■ Material for this exercise:
----------

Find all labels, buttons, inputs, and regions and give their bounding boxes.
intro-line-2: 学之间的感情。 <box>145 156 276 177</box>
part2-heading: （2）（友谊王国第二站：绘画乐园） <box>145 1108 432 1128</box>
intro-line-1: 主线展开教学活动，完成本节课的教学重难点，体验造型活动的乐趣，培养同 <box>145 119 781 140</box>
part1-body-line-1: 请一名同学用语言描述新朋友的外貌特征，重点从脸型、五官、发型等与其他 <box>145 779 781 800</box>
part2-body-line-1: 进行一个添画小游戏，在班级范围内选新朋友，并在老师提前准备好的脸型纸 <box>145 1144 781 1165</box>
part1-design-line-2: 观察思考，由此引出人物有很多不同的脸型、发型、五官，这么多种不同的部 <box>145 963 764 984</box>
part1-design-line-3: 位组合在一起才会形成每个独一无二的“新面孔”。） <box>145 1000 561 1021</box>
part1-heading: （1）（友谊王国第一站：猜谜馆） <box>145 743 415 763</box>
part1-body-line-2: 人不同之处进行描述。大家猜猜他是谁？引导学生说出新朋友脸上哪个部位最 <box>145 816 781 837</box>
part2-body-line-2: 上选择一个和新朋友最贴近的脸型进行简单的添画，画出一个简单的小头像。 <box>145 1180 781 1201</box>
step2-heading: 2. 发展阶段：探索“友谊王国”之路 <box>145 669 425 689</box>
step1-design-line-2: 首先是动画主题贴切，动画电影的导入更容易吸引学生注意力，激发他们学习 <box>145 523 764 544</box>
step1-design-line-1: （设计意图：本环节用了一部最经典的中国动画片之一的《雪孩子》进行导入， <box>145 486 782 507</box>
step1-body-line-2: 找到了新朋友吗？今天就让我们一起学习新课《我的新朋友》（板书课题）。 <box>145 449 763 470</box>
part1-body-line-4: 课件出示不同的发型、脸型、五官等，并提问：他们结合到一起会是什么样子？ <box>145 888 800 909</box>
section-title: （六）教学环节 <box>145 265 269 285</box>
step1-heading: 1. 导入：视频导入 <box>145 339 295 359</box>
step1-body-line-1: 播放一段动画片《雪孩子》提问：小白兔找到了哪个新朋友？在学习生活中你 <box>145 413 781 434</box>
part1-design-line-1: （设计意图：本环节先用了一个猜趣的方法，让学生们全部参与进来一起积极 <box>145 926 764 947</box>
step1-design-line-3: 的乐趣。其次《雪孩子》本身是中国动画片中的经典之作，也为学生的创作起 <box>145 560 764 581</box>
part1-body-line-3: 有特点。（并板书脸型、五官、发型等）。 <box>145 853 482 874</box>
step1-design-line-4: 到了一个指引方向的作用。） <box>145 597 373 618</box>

----------

■ Task requirements:
Turn the records above into a Markdown table with one row per line, leaving out blank lines. Put the row number under a column headed Number and the line itself under a column headed Entry.

■ Answer to the exercise:
| Number | Entry |
|---|---|
| 1 | Find all labels, buttons, inputs, and regions and give their bounding boxes. |
| 2 | intro-line-2: 学之间的感情。 <box>145 156 276 177</box> |
| 3 | part2-heading: （2）（友谊王国第二站：绘画乐园） <box>145 1108 432 1128</box> |
| 4 | intro-line-1: 主线展开教学活动，完成本节课的教学重难点，体验造型活动的乐趣，培养同 <box>145 119 781 140</box> |
| 5 | part1-body-line-1: 请一名同学用语言描述新朋友的外貌特征，重点从脸型、五官、发型等与其他 <box>145 779 781 800</box> |
| 6 | part2-body-line-1: 进行一个添画小游戏，在班级范围内选新朋友，并在老师提前准备好的脸型纸 <box>145 1144 781 1165</box> |
| 7 | part1-design-line-2: 观察思考，由此引出人物有很多不同的脸型、发型、五官，这么多种不同的部 <box>145 963 764 984</box> |
| 8 | part1-design-line-3: 位组合在一起才会形成每个独一无二的“新面孔”。） <box>145 1000 561 1021</box> |
| 9 | part1-heading: （1）（友谊王国第一站：猜谜馆） <box>145 743 415 763</box> |
| 10 | part1-body-line-2: 人不同之处进行描述。大家猜猜他是谁？引导学生说出新朋友脸上哪个部位最 <box>145 816 781 837</box> |
| 11 | part2-body-line-2: 上选择一个和新朋友最贴近的脸型进行简单的添画，画出一个简单的小头像。 <box>145 1180 781 1201</box> |
| 12 | step2-heading: 2. 发展阶段：探索“友谊王国”之路 <box>145 669 425 689</box> |
| 13 | step1-design-line-2: 首先是动画主题贴切，动画电影的导入更容易吸引学生注意力，激发他们学习 <box>145 523 764 544</box> |
| 14 | step1-design-line-1: （设计意图：本环节用了一部最经典的中国动画片之一的《雪孩子》进行导入， <box>145 486 782 507</box> |
| 15 | step1-body-line-2: 找到了新朋友吗？今天就让我们一起学习新课《我的新朋友》（板书课题）。 <box>145 449 763 470</box> |
| 16 | part1-body-line-4: 课件出示不同的发型、脸型、五官等，并提问：他们结合到一起会是什么样子？ <box>145 888 800 909</box> |
| 17 | section-title: （六）教学环节 <box>145 265 269 285</box> |
| 18 | step1-heading: 1. 导入：视频导入 <box>145 339 295 359</box> |
| 19 | step1-body-line-1: 播放一段动画片《雪孩子》提问：小白兔找到了哪个新朋友？在学习生活中你 <box>145 413 781 434</box> |
| 20 | part1-design-line-1: （设计意图：本环节先用了一个猜趣的方法，让学生们全部参与进来一起积极 <box>145 926 764 947</box> |
| 21 | step1-design-line-3: 的乐趣。其次《雪孩子》本身是中国动画片中的经典之作，也为学生的创作起 <box>145 560 764 581</box> |
| 22 | part1-body-line-3: 有特点。（并板书脸型、五官、发型等）。 <box>145 853 482 874</box> |
| 23 | step1-design-line-4: 到了一个指引方向的作用。） <box>145 597 373 618</box> |